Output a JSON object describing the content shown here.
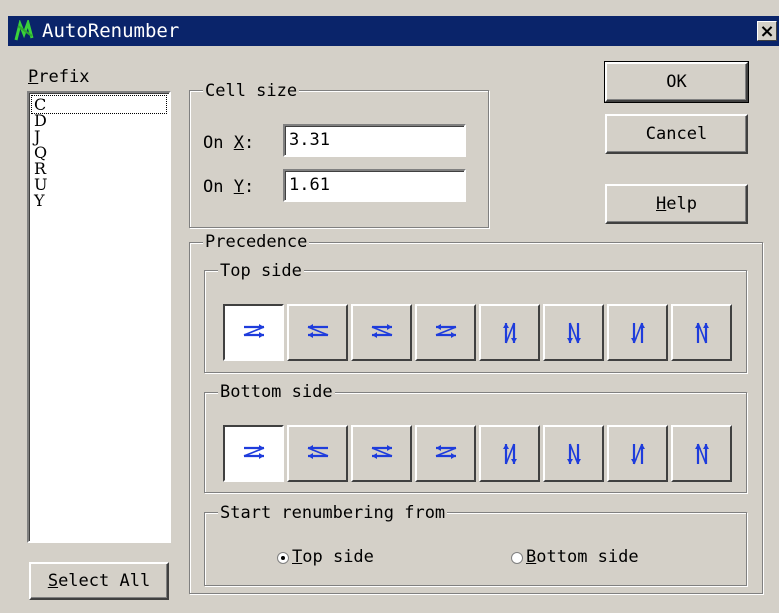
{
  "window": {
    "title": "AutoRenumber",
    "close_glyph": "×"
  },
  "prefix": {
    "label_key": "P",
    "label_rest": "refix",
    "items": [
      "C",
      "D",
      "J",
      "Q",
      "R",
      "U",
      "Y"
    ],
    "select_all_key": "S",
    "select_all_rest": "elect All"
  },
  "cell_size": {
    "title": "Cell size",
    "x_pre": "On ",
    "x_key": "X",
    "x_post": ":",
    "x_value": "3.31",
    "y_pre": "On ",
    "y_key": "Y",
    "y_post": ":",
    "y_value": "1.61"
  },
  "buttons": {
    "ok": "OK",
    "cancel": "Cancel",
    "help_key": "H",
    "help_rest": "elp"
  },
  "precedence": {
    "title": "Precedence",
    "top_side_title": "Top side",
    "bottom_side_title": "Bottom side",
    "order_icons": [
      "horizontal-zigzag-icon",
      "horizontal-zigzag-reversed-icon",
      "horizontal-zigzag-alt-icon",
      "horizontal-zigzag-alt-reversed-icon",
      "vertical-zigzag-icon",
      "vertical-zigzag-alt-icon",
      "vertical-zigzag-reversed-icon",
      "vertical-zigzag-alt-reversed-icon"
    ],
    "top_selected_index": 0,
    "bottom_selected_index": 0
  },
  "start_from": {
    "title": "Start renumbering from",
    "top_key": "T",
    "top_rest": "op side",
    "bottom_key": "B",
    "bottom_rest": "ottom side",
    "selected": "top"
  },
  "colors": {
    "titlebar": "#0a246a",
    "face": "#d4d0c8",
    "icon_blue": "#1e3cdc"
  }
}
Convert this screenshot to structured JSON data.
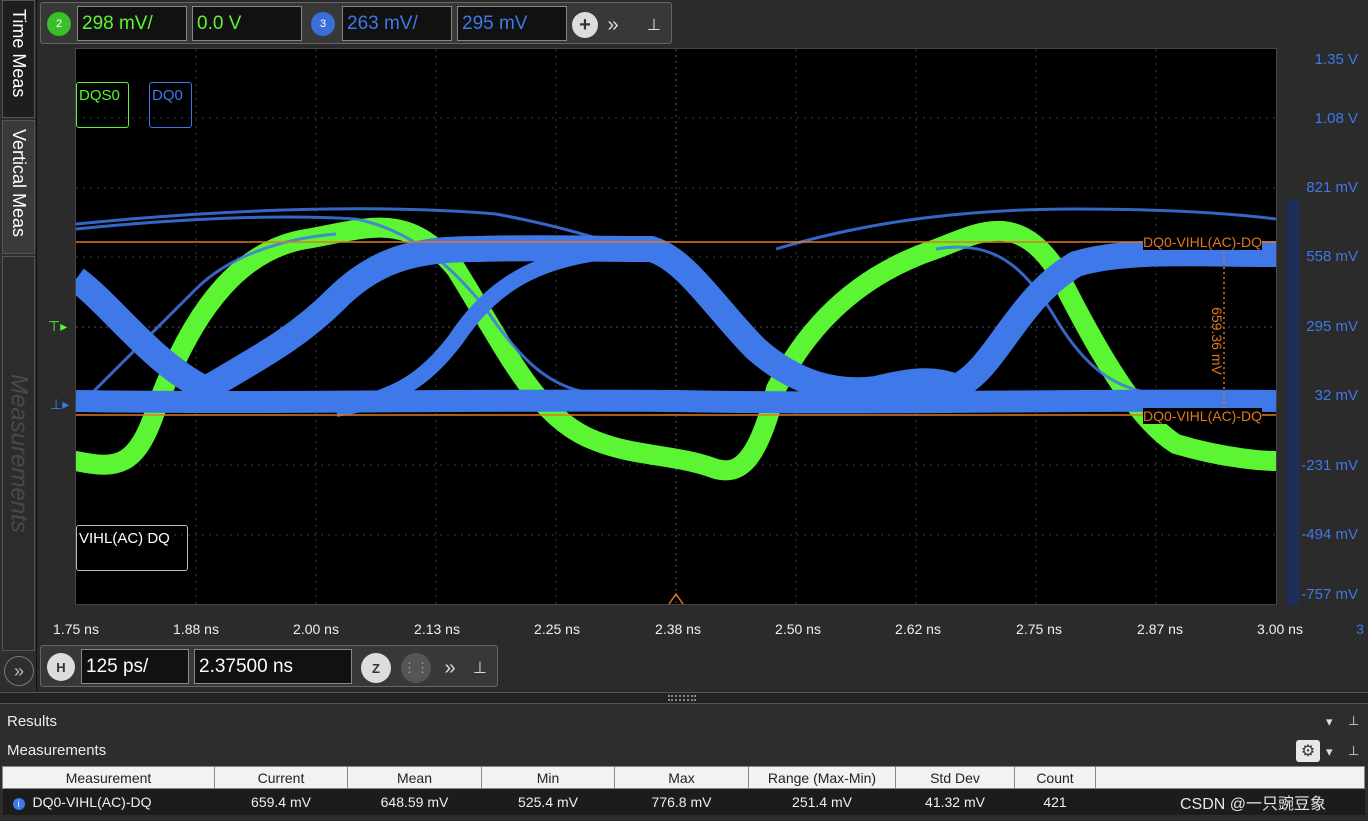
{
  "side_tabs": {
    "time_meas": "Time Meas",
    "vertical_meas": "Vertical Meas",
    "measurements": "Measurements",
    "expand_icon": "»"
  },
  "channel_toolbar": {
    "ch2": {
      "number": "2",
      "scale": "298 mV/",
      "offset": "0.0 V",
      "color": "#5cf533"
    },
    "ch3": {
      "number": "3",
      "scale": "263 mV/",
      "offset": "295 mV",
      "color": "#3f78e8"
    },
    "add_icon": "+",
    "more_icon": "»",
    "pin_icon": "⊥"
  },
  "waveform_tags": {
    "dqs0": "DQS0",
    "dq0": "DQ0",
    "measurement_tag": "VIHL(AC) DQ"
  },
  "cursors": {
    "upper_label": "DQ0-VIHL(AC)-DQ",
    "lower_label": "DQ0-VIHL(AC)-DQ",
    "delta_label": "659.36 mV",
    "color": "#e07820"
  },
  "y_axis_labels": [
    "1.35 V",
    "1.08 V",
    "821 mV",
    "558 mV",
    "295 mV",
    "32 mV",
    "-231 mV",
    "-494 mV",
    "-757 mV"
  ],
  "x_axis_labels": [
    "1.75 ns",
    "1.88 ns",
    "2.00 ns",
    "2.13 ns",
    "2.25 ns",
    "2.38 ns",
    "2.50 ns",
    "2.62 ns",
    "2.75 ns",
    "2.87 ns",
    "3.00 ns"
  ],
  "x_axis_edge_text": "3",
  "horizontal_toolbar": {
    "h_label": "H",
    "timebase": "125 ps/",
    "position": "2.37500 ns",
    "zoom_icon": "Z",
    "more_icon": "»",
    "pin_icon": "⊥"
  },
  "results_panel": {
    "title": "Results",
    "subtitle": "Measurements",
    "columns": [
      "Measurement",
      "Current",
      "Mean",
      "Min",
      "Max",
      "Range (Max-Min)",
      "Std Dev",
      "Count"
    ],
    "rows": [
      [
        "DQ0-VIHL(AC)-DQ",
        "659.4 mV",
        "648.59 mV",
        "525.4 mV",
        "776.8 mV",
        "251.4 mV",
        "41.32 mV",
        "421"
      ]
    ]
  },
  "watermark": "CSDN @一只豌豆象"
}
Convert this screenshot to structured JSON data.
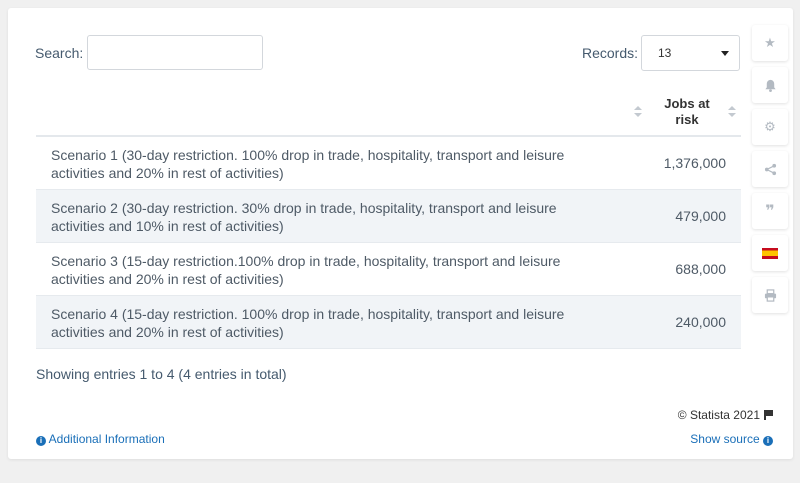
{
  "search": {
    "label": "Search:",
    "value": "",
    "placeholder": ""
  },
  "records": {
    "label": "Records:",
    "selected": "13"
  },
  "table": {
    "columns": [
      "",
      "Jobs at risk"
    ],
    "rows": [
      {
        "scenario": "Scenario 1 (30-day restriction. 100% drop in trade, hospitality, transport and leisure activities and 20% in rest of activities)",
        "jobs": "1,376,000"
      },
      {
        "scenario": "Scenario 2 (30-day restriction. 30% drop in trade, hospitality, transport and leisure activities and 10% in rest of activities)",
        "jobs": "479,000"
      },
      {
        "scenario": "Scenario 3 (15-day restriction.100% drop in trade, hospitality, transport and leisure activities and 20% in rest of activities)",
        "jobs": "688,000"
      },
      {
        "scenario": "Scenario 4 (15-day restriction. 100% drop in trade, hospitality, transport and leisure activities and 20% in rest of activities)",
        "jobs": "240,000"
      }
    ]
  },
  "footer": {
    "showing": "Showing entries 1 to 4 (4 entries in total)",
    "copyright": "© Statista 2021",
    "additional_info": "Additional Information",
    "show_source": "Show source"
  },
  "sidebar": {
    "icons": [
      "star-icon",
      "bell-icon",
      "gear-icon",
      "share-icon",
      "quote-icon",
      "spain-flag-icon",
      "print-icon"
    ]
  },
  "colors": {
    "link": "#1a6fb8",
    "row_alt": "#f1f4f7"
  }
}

#####

■ To be done: Show every line from the entries above in which the word "reversed" appears.

■ Answer for the task:
      "horizontal-zigzag-reversed-icon",
      "horizontal-zigzag-alt-reversed-icon",
      "vertical-zigzag-reversed-icon",
      "vertical-zigzag-alt-reversed-icon"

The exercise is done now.